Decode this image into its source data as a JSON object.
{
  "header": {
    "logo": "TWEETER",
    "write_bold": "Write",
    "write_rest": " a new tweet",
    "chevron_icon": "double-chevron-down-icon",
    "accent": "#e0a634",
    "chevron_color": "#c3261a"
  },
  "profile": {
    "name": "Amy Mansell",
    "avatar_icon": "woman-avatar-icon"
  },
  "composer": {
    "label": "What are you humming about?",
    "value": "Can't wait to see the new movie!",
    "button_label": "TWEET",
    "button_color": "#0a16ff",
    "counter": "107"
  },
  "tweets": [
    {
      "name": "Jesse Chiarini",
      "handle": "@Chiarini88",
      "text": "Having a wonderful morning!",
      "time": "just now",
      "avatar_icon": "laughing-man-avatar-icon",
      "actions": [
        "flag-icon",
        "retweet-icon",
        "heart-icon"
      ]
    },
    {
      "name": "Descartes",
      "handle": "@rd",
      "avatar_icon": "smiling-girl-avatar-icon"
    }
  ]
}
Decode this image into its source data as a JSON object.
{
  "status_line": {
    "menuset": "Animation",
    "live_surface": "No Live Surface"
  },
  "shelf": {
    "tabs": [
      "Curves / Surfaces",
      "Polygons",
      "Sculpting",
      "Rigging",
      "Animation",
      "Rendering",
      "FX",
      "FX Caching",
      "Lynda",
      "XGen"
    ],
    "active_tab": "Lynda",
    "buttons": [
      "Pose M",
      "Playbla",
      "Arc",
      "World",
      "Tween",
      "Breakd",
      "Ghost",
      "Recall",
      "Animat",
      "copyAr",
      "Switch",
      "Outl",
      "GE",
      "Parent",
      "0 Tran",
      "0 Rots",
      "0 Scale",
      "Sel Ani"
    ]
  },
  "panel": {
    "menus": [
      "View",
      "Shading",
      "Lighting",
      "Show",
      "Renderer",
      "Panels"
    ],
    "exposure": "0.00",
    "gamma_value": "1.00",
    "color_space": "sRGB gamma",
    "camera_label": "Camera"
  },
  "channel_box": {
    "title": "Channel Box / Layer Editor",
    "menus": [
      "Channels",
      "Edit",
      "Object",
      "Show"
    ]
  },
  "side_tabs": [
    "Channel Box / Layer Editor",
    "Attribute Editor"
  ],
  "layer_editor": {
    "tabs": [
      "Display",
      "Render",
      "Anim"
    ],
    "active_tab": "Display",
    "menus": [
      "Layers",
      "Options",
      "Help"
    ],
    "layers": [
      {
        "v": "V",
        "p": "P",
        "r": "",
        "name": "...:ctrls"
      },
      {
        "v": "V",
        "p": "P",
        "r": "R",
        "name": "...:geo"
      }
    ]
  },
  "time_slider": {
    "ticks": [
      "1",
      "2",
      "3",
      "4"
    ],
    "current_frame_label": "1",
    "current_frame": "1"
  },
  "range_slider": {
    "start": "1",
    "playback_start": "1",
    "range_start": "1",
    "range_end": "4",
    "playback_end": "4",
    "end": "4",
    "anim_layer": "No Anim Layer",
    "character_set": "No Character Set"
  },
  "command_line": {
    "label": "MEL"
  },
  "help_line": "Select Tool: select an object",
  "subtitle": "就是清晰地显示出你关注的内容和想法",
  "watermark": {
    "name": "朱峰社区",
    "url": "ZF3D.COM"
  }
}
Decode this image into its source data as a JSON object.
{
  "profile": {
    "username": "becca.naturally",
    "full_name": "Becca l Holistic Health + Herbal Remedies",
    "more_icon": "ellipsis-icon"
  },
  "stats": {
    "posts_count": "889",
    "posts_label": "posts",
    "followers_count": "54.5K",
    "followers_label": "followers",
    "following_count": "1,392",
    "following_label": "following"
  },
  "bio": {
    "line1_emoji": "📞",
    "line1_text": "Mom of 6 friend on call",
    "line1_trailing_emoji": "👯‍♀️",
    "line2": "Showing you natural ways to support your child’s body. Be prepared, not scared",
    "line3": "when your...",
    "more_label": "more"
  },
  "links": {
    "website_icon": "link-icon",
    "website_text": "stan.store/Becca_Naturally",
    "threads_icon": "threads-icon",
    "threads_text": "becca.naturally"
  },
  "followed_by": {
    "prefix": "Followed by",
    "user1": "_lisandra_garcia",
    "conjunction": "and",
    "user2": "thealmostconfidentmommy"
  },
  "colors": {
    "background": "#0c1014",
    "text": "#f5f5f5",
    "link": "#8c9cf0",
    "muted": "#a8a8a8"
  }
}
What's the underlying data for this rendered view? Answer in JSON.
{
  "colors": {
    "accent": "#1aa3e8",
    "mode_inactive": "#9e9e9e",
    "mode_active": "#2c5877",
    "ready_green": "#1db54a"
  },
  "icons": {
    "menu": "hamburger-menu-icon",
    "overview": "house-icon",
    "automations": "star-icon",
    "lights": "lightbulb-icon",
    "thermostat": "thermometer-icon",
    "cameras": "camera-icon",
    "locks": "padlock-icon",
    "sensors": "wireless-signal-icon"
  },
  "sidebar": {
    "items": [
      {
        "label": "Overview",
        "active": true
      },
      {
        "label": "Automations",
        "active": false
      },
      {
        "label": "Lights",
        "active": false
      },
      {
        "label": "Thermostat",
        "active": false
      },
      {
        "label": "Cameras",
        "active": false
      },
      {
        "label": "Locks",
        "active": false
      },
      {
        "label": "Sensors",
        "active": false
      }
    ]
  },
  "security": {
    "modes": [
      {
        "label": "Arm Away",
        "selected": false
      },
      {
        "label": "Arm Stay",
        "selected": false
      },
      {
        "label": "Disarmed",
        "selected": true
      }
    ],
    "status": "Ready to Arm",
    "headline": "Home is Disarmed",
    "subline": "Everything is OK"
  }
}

**GIVEN TASK:**
Check each line above for "Disarmed" and return the ones that have it.

**RESPONSE BELOW:**
        "label": "Disarmed",
    "headline": "Home is Disarmed",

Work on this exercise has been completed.